Data supplied:
## begin
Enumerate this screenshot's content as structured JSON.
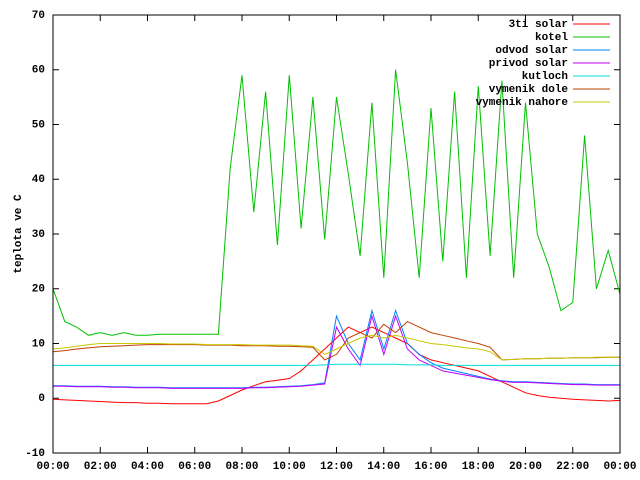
{
  "chart_data": {
    "type": "line",
    "y_label": "teplota ve C",
    "xlim": [
      0,
      24
    ],
    "xticks": [
      {
        "value": 0,
        "label": "00:00"
      },
      {
        "value": 2,
        "label": "02:00"
      },
      {
        "value": 4,
        "label": "04:00"
      },
      {
        "value": 6,
        "label": "06:00"
      },
      {
        "value": 8,
        "label": "08:00"
      },
      {
        "value": 10,
        "label": "10:00"
      },
      {
        "value": 12,
        "label": "12:00"
      },
      {
        "value": 14,
        "label": "14:00"
      },
      {
        "value": 16,
        "label": "16:00"
      },
      {
        "value": 18,
        "label": "18:00"
      },
      {
        "value": 20,
        "label": "20:00"
      },
      {
        "value": 22,
        "label": "22:00"
      },
      {
        "value": 24,
        "label": "00:00"
      }
    ],
    "ylim": [
      -10,
      70
    ],
    "yticks": [
      -10,
      0,
      10,
      20,
      30,
      40,
      50,
      60,
      70
    ],
    "grid": false,
    "legend": "top-right",
    "x": [
      0,
      0.5,
      1,
      1.5,
      2,
      2.5,
      3,
      3.5,
      4,
      4.5,
      5,
      5.5,
      6,
      6.5,
      7,
      7.5,
      8,
      8.5,
      9,
      9.5,
      10,
      10.5,
      11,
      11.5,
      12,
      12.5,
      13,
      13.5,
      14,
      14.5,
      15,
      15.5,
      16,
      16.5,
      17,
      17.5,
      18,
      18.5,
      19,
      19.5,
      20,
      20.5,
      21,
      21.5,
      22,
      22.5,
      23,
      23.5,
      24
    ],
    "series": [
      {
        "name": "3ti solar",
        "color": "#ff0000",
        "values": [
          -0.2,
          -0.3,
          -0.4,
          -0.5,
          -0.6,
          -0.7,
          -0.8,
          -0.8,
          -0.9,
          -0.9,
          -1,
          -1,
          -1,
          -1,
          -0.5,
          0.5,
          1.5,
          2.3,
          3,
          3.3,
          3.6,
          5,
          7,
          9,
          11,
          13,
          12,
          13,
          12,
          11,
          10,
          8,
          7,
          6.5,
          6,
          5.5,
          5,
          4,
          3,
          2,
          1,
          0.5,
          0.2,
          0,
          -0.2,
          -0.3,
          -0.4,
          -0.5,
          -0.4
        ]
      },
      {
        "name": "kotel",
        "color": "#00c000",
        "values": [
          20,
          14,
          13,
          11.5,
          12,
          11.5,
          12,
          11.5,
          11.5,
          11.7,
          11.7,
          11.7,
          11.7,
          11.7,
          11.7,
          42,
          59,
          34,
          56,
          28,
          59,
          31,
          55,
          29,
          55,
          41,
          26,
          54,
          22,
          60,
          43,
          22,
          53,
          25,
          56,
          22,
          57,
          26,
          58,
          22,
          54,
          30,
          24,
          16,
          17.5,
          48,
          20,
          27,
          19
        ]
      },
      {
        "name": "odvod solar",
        "color": "#0080ff",
        "values": [
          2.3,
          2.3,
          2.2,
          2.2,
          2.2,
          2.1,
          2.1,
          2,
          2,
          2,
          1.9,
          1.9,
          1.9,
          1.9,
          1.9,
          1.9,
          1.9,
          2,
          2,
          2.1,
          2.2,
          2.3,
          2.5,
          2.8,
          15,
          10,
          7,
          16,
          9,
          16,
          10,
          8,
          6.5,
          5.5,
          5,
          4.5,
          4,
          3.5,
          3.2,
          3,
          3,
          2.9,
          2.8,
          2.7,
          2.6,
          2.6,
          2.5,
          2.5,
          2.5
        ]
      },
      {
        "name": "privod solar",
        "color": "#c000ff",
        "values": [
          2.2,
          2.2,
          2.1,
          2.1,
          2.1,
          2,
          2,
          1.9,
          1.9,
          1.9,
          1.8,
          1.8,
          1.8,
          1.8,
          1.8,
          1.8,
          1.8,
          1.9,
          1.9,
          2,
          2.1,
          2.2,
          2.4,
          2.6,
          13,
          9,
          6,
          15,
          8,
          15,
          9,
          7,
          6,
          5,
          4.6,
          4.2,
          3.8,
          3.4,
          3.1,
          2.9,
          2.9,
          2.8,
          2.7,
          2.6,
          2.5,
          2.5,
          2.4,
          2.4,
          2.4
        ]
      },
      {
        "name": "kutloch",
        "color": "#00dede",
        "values": [
          6,
          6,
          6,
          6,
          6,
          6,
          6,
          6,
          6,
          6,
          6,
          6,
          6,
          6,
          6,
          6,
          6,
          6,
          6,
          6,
          6,
          6,
          6,
          6.1,
          6.2,
          6.2,
          6.2,
          6.2,
          6.2,
          6.2,
          6.1,
          6.1,
          6.1,
          6,
          6,
          6,
          6,
          6,
          6,
          6,
          6,
          6,
          6,
          6,
          6,
          6,
          6,
          6,
          6
        ]
      },
      {
        "name": "vymenik dole",
        "color": "#c04000",
        "values": [
          8.5,
          8.7,
          9,
          9.2,
          9.4,
          9.5,
          9.6,
          9.7,
          9.8,
          9.8,
          9.8,
          9.8,
          9.8,
          9.7,
          9.7,
          9.7,
          9.6,
          9.6,
          9.6,
          9.5,
          9.5,
          9.4,
          9.3,
          7,
          8,
          11,
          12,
          11,
          13.5,
          12,
          14,
          13,
          12,
          11.5,
          11,
          10.5,
          10,
          9.3,
          7,
          7.1,
          7.2,
          7.2,
          7.3,
          7.3,
          7.4,
          7.4,
          7.4,
          7.5,
          7.5
        ]
      },
      {
        "name": "vymenik nahore",
        "color": "#c8c800",
        "values": [
          9,
          9.2,
          9.5,
          9.8,
          10,
          10,
          10,
          10,
          10,
          10,
          9.9,
          9.9,
          9.9,
          9.8,
          9.8,
          9.8,
          9.8,
          9.7,
          9.7,
          9.7,
          9.7,
          9.6,
          9.5,
          8,
          9,
          10,
          11,
          11.5,
          11,
          11.5,
          11,
          10.5,
          10,
          9.8,
          9.5,
          9.2,
          9,
          8.5,
          7,
          7.1,
          7.2,
          7.2,
          7.3,
          7.3,
          7.4,
          7.4,
          7.5,
          7.5,
          7.5
        ]
      }
    ]
  }
}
## end
Do this:
Leave out the pictures and copy everything else in the records word for word.

Written response:
Enumerate this screenshot's content as structured JSON.
{
  "chart_data": {
    "type": "line",
    "y_label": "teplota ve C",
    "xlim": [
      0,
      24
    ],
    "xticks": [
      {
        "value": 0,
        "label": "00:00"
      },
      {
        "value": 2,
        "label": "02:00"
      },
      {
        "value": 4,
        "label": "04:00"
      },
      {
        "value": 6,
        "label": "06:00"
      },
      {
        "value": 8,
        "label": "08:00"
      },
      {
        "value": 10,
        "label": "10:00"
      },
      {
        "value": 12,
        "label": "12:00"
      },
      {
        "value": 14,
        "label": "14:00"
      },
      {
        "value": 16,
        "label": "16:00"
      },
      {
        "value": 18,
        "label": "18:00"
      },
      {
        "value": 20,
        "label": "20:00"
      },
      {
        "value": 22,
        "label": "22:00"
      },
      {
        "value": 24,
        "label": "00:00"
      }
    ],
    "ylim": [
      -10,
      70
    ],
    "yticks": [
      -10,
      0,
      10,
      20,
      30,
      40,
      50,
      60,
      70
    ],
    "grid": false,
    "legend": "top-right",
    "x": [
      0,
      0.5,
      1,
      1.5,
      2,
      2.5,
      3,
      3.5,
      4,
      4.5,
      5,
      5.5,
      6,
      6.5,
      7,
      7.5,
      8,
      8.5,
      9,
      9.5,
      10,
      10.5,
      11,
      11.5,
      12,
      12.5,
      13,
      13.5,
      14,
      14.5,
      15,
      15.5,
      16,
      16.5,
      17,
      17.5,
      18,
      18.5,
      19,
      19.5,
      20,
      20.5,
      21,
      21.5,
      22,
      22.5,
      23,
      23.5,
      24
    ],
    "series": [
      {
        "name": "3ti solar",
        "color": "#ff0000",
        "values": [
          -0.2,
          -0.3,
          -0.4,
          -0.5,
          -0.6,
          -0.7,
          -0.8,
          -0.8,
          -0.9,
          -0.9,
          -1,
          -1,
          -1,
          -1,
          -0.5,
          0.5,
          1.5,
          2.3,
          3,
          3.3,
          3.6,
          5,
          7,
          9,
          11,
          13,
          12,
          13,
          12,
          11,
          10,
          8,
          7,
          6.5,
          6,
          5.5,
          5,
          4,
          3,
          2,
          1,
          0.5,
          0.2,
          0,
          -0.2,
          -0.3,
          -0.4,
          -0.5,
          -0.4
        ]
      },
      {
        "name": "kotel",
        "color": "#00c000",
        "values": [
          20,
          14,
          13,
          11.5,
          12,
          11.5,
          12,
          11.5,
          11.5,
          11.7,
          11.7,
          11.7,
          11.7,
          11.7,
          11.7,
          42,
          59,
          34,
          56,
          28,
          59,
          31,
          55,
          29,
          55,
          41,
          26,
          54,
          22,
          60,
          43,
          22,
          53,
          25,
          56,
          22,
          57,
          26,
          58,
          22,
          54,
          30,
          24,
          16,
          17.5,
          48,
          20,
          27,
          19
        ]
      },
      {
        "name": "odvod solar",
        "color": "#0080ff",
        "values": [
          2.3,
          2.3,
          2.2,
          2.2,
          2.2,
          2.1,
          2.1,
          2,
          2,
          2,
          1.9,
          1.9,
          1.9,
          1.9,
          1.9,
          1.9,
          1.9,
          2,
          2,
          2.1,
          2.2,
          2.3,
          2.5,
          2.8,
          15,
          10,
          7,
          16,
          9,
          16,
          10,
          8,
          6.5,
          5.5,
          5,
          4.5,
          4,
          3.5,
          3.2,
          3,
          3,
          2.9,
          2.8,
          2.7,
          2.6,
          2.6,
          2.5,
          2.5,
          2.5
        ]
      },
      {
        "name": "privod solar",
        "color": "#c000ff",
        "values": [
          2.2,
          2.2,
          2.1,
          2.1,
          2.1,
          2,
          2,
          1.9,
          1.9,
          1.9,
          1.8,
          1.8,
          1.8,
          1.8,
          1.8,
          1.8,
          1.8,
          1.9,
          1.9,
          2,
          2.1,
          2.2,
          2.4,
          2.6,
          13,
          9,
          6,
          15,
          8,
          15,
          9,
          7,
          6,
          5,
          4.6,
          4.2,
          3.8,
          3.4,
          3.1,
          2.9,
          2.9,
          2.8,
          2.7,
          2.6,
          2.5,
          2.5,
          2.4,
          2.4,
          2.4
        ]
      },
      {
        "name": "kutloch",
        "color": "#00dede",
        "values": [
          6,
          6,
          6,
          6,
          6,
          6,
          6,
          6,
          6,
          6,
          6,
          6,
          6,
          6,
          6,
          6,
          6,
          6,
          6,
          6,
          6,
          6,
          6,
          6.1,
          6.2,
          6.2,
          6.2,
          6.2,
          6.2,
          6.2,
          6.1,
          6.1,
          6.1,
          6,
          6,
          6,
          6,
          6,
          6,
          6,
          6,
          6,
          6,
          6,
          6,
          6,
          6,
          6,
          6
        ]
      },
      {
        "name": "vymenik dole",
        "color": "#c04000",
        "values": [
          8.5,
          8.7,
          9,
          9.2,
          9.4,
          9.5,
          9.6,
          9.7,
          9.8,
          9.8,
          9.8,
          9.8,
          9.8,
          9.7,
          9.7,
          9.7,
          9.6,
          9.6,
          9.6,
          9.5,
          9.5,
          9.4,
          9.3,
          7,
          8,
          11,
          12,
          11,
          13.5,
          12,
          14,
          13,
          12,
          11.5,
          11,
          10.5,
          10,
          9.3,
          7,
          7.1,
          7.2,
          7.2,
          7.3,
          7.3,
          7.4,
          7.4,
          7.4,
          7.5,
          7.5
        ]
      },
      {
        "name": "vymenik nahore",
        "color": "#c8c800",
        "values": [
          9,
          9.2,
          9.5,
          9.8,
          10,
          10,
          10,
          10,
          10,
          10,
          9.9,
          9.9,
          9.9,
          9.8,
          9.8,
          9.8,
          9.8,
          9.7,
          9.7,
          9.7,
          9.7,
          9.6,
          9.5,
          8,
          9,
          10,
          11,
          11.5,
          11,
          11.5,
          11,
          10.5,
          10,
          9.8,
          9.5,
          9.2,
          9,
          8.5,
          7,
          7.1,
          7.2,
          7.2,
          7.3,
          7.3,
          7.4,
          7.4,
          7.5,
          7.5,
          7.5
        ]
      }
    ]
  }
}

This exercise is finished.